■ Selected extract ■
= = = =

UGT1A1*28 associates with the increase of propranolol metabolism in beta-thalassemia/ Hb E

Jeeranut Tankanitlert1, Praveena Yamanont2, T Inthong4, Prapin Wirairat4, Sathat Fucharoen3, Noppawan Pumala Morales2. 1Phramongkutklao College of Medicine, Department of Pharmacology 10400, Thailand, 2Mahidol University,Faculty of Science, Department of Pharmacology 10400, Thailand, 3Mahidol University, Thalassemia Research Center, Institute of Molecular Bioscience and Technology, Thailand, 4Mahidol University, National Doping Control Centre 10400, Thailand

Beta-thalassemia/HbE is the most inherited blood disorder in Thailand. The patients usually die of cardiovascular disease resulting from iron accumulation. Chronic anemia in thalassemia usually increases the cardiac output especially when hemoglobin level <7 g/dl . Therefore hyperdynamic state presented in these patients increases tissue perfusion and may increase extraction ratio of the flow-limited drugs such as propranolol which is widely used for the treatment of cardiovascular diseases. The previous studies showed that hyperbilirubinemia in thalassemic patients associated with the polymorphism of UGT1A1 ( UGT1A1*28) which may lead to protein replacement of a drug with high protein binding like propranolol. To examine the effects of UGT1A1*28 on the pharmacokinetics of propranolol, nine thalassemic patients with different UGT1A1 genotypes gave their written informed consent before participating the study. The subjects received a single oral dose of 40 mg propranolol after overnight fasting. Blood samples were collected at different time points after dosing. Propranolol concentration was determined using HPLC method. Our results demonstrated that there was the increase of area under concentration time curve (AUC) in subjects with homozygous genetic variance ; 7/7 genotype (422.3±75.0 min.ng/mL) compared to those in wild-type subjects; 6/6 genotype (210.0± 58.4 min.ng/mL). There are significantly higher elimination rate constant in subjects with homozygous genetic variance than wild-type subjects (0.30±0.5 and 0.19± 0.006 h-1, respectively). Shorter half-life of propranolol was also observed in subjects with homozygous genetic variance (222.0±6.0 min) than those in wild–type subjects ( 138.0±24.0 min). The results of this study suggested that hyperbilirubinemia causing from UGT1A1*28 could increase the metabolism of propranolol. In addition pathological change in the patients may produce synergistic effect of UGT1A1*28. Therefore dosage regimen of propranolol may need to be adjusted in patient with thalassemia.

= = = =

[Stored data entries]

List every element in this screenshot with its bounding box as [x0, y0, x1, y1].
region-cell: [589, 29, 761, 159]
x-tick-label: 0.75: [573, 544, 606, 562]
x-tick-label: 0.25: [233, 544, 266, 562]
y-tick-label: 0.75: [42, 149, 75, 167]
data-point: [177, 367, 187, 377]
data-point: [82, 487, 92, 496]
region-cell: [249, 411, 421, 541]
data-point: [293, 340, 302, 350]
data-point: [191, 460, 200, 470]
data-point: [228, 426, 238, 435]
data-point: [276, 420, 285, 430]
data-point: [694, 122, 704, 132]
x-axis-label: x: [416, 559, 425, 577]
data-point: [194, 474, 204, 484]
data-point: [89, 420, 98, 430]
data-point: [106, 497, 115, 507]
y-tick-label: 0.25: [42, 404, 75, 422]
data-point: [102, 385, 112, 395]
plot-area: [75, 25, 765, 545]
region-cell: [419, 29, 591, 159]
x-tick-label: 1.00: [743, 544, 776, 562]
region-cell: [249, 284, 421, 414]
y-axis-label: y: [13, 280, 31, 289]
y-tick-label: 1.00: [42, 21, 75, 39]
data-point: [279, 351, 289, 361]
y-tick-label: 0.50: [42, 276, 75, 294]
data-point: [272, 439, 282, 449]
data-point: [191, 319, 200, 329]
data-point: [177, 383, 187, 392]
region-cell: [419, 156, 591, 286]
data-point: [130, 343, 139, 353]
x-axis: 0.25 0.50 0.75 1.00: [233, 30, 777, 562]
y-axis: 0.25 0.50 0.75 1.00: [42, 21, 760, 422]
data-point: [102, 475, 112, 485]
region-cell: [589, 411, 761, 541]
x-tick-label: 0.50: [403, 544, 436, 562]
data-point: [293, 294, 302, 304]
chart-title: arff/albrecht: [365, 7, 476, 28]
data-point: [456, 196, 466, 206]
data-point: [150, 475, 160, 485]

= = = =

■ Your assignment ■
In one to three sentences, explain why the abstract on propranolol in beta-thalassemia/HbE says the extraction ratio of propranolol may be higher in these patients. The listing plays no part in this exercise.

■ Written response ■
Chronic anemia in thalassemia raises cardiac output, especially when hemoglobin falls below 7 g/dl. The resulting hyperdynamic state increases tissue perfusion. Because propranolol is a flow-limited drug, this greater perfusion may increase its extraction ratio.